▸ **Problem**:
Work out how many lines in the listing below include the word "data". Give nothing but the number.

= = = =

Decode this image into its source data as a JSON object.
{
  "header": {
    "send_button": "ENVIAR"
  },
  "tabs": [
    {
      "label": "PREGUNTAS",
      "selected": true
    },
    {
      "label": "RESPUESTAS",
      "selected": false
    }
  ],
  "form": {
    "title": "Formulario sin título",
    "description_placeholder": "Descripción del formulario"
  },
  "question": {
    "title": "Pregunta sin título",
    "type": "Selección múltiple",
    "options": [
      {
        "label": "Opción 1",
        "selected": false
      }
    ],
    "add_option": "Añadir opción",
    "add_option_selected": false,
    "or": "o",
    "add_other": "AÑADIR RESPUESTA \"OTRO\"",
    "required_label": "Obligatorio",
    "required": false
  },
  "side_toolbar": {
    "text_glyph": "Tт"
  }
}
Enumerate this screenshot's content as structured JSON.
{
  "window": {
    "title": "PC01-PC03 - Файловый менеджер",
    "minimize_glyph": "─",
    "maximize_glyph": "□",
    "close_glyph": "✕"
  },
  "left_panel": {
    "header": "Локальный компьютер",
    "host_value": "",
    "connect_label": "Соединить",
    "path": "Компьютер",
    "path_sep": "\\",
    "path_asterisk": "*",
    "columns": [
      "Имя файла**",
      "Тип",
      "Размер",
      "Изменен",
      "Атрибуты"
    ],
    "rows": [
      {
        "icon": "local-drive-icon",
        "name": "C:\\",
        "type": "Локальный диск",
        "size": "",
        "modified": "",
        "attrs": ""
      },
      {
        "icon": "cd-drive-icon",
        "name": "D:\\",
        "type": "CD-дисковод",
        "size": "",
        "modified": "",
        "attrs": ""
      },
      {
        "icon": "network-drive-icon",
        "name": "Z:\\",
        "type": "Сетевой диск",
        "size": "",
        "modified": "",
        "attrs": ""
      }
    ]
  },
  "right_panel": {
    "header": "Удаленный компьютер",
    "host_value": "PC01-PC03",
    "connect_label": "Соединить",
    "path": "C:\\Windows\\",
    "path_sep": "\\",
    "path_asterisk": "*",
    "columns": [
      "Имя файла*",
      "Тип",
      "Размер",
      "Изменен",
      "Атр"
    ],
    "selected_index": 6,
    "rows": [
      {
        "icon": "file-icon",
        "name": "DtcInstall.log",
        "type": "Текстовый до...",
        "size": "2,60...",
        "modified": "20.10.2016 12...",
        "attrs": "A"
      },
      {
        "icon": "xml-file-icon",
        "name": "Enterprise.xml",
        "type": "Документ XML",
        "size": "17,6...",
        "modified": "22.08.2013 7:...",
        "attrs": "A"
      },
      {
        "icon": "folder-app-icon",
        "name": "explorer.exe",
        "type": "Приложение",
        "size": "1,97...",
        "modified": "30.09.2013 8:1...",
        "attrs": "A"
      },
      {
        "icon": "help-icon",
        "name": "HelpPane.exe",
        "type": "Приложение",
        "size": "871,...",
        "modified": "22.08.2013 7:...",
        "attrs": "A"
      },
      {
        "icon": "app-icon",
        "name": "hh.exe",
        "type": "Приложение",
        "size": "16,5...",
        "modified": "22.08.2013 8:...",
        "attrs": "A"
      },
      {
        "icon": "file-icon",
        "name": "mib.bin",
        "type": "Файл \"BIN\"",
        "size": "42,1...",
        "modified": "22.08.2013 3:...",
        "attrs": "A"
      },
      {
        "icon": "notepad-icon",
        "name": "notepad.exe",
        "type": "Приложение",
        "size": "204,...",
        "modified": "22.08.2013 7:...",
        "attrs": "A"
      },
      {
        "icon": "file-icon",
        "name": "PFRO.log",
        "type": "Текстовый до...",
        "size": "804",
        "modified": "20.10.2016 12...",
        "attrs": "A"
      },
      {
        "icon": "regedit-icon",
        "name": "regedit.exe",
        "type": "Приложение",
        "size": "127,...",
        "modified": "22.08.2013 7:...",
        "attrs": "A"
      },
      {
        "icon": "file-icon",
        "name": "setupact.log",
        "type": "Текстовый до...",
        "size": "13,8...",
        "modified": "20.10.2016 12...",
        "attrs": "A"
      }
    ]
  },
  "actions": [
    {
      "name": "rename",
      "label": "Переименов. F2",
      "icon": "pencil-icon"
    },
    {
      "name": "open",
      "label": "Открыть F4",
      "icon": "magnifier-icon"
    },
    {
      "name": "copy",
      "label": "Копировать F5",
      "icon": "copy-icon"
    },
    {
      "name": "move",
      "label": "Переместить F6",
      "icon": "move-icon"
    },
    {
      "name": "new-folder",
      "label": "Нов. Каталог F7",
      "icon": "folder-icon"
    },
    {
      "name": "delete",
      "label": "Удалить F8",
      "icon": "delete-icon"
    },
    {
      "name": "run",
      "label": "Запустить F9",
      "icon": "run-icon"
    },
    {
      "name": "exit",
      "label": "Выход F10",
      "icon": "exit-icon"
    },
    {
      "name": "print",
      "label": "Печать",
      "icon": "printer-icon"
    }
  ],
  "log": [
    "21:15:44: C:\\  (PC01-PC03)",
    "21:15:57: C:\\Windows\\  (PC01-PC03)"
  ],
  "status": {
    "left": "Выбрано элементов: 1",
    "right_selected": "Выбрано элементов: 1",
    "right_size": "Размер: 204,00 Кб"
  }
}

= = = =

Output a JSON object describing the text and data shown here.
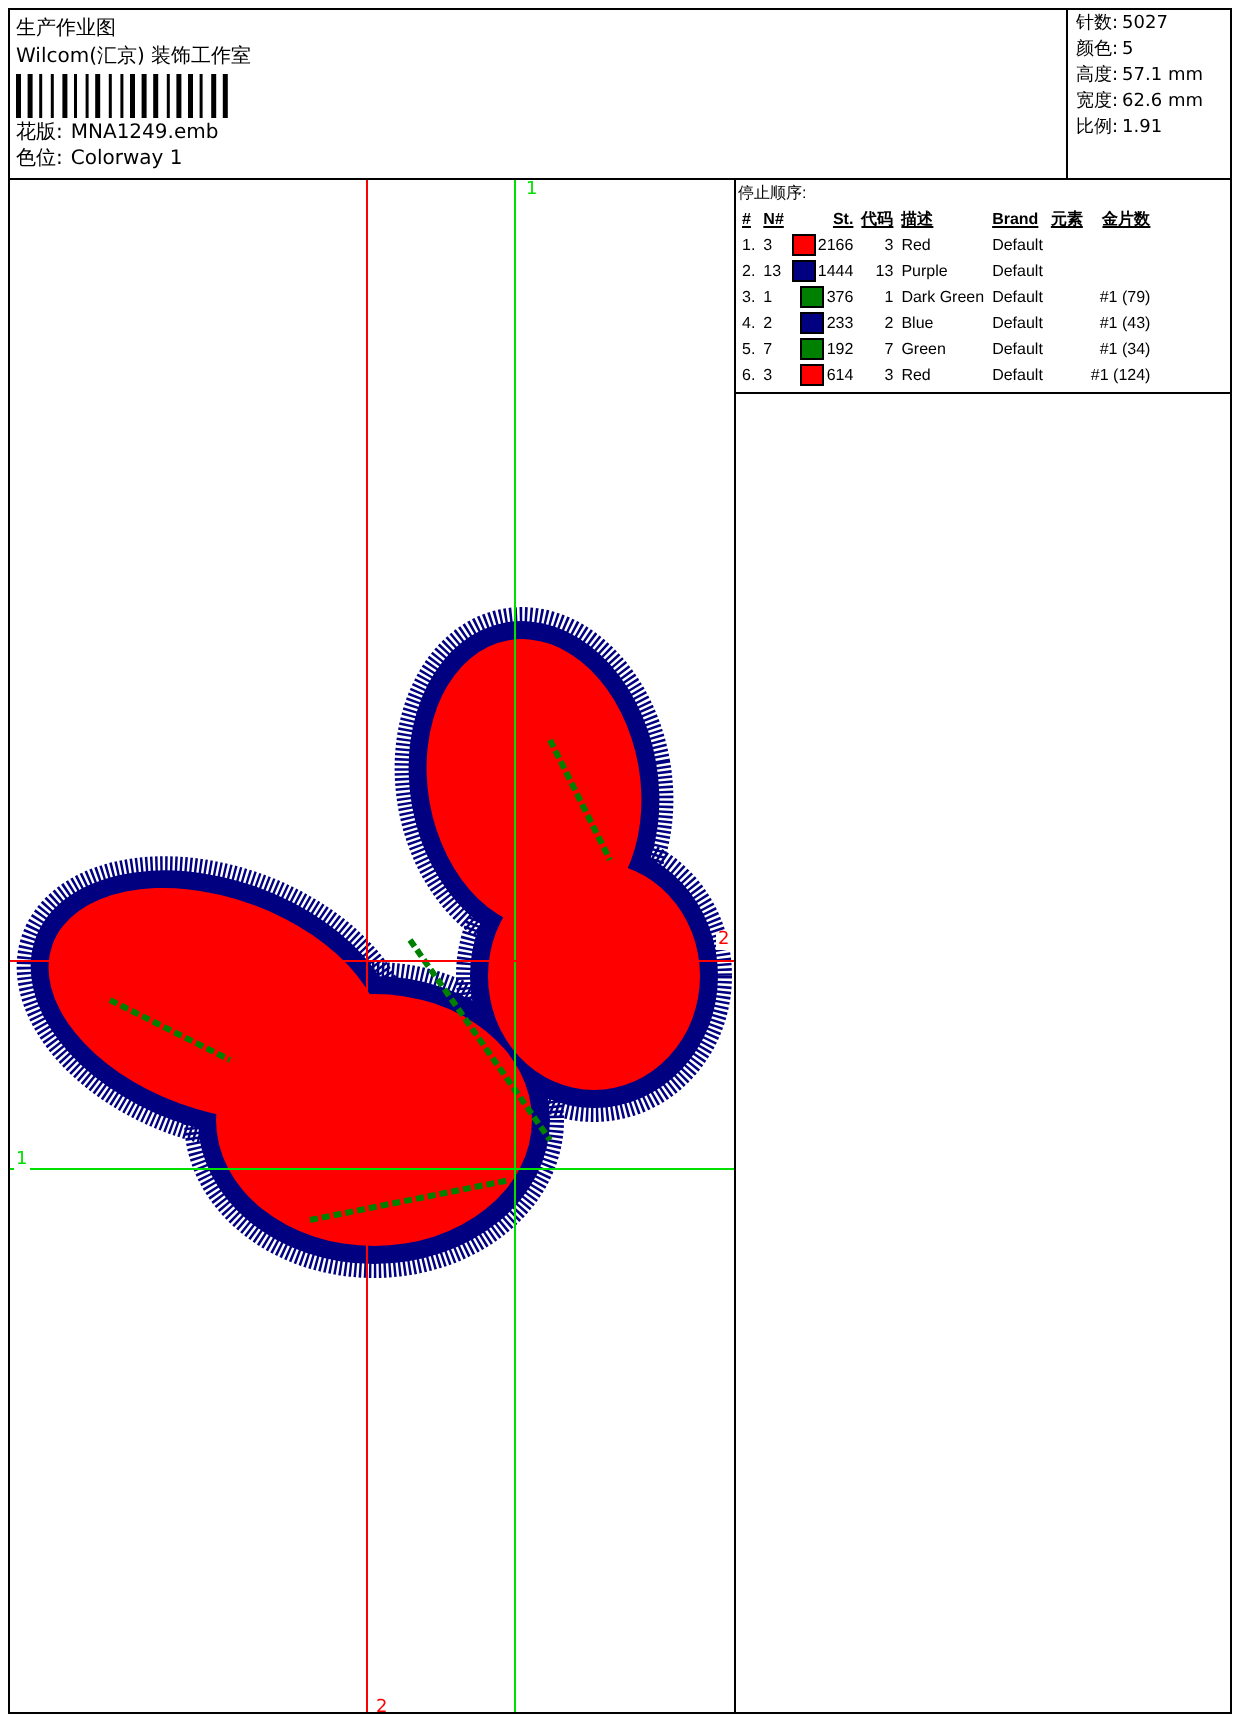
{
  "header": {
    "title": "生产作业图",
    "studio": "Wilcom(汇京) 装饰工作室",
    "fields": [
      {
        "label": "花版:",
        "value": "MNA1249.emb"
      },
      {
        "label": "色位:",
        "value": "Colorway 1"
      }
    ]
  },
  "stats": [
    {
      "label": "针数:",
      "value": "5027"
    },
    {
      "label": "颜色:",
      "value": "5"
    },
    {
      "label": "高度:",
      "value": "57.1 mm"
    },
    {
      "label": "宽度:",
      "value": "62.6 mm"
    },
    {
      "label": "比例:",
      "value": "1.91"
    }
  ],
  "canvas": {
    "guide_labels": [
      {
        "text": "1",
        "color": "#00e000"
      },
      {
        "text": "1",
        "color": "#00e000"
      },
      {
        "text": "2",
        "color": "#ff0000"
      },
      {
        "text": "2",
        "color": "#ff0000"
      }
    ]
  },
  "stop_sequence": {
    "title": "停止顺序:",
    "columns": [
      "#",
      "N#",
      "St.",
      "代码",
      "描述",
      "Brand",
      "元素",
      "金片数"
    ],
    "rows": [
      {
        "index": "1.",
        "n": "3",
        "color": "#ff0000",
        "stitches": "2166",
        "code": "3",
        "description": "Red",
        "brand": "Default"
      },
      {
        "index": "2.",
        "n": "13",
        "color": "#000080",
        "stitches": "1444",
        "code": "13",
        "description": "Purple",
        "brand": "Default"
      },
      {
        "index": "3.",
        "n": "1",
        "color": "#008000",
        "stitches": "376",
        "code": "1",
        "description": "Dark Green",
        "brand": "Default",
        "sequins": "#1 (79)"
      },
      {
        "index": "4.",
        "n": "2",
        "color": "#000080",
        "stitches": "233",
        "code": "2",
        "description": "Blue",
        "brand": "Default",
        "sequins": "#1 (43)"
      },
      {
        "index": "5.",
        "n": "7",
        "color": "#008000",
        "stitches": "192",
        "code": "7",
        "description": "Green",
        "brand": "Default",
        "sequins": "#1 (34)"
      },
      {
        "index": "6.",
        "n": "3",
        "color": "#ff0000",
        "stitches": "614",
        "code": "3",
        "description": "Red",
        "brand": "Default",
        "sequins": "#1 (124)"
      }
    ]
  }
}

= = = =

▸ **Exercise output**:
2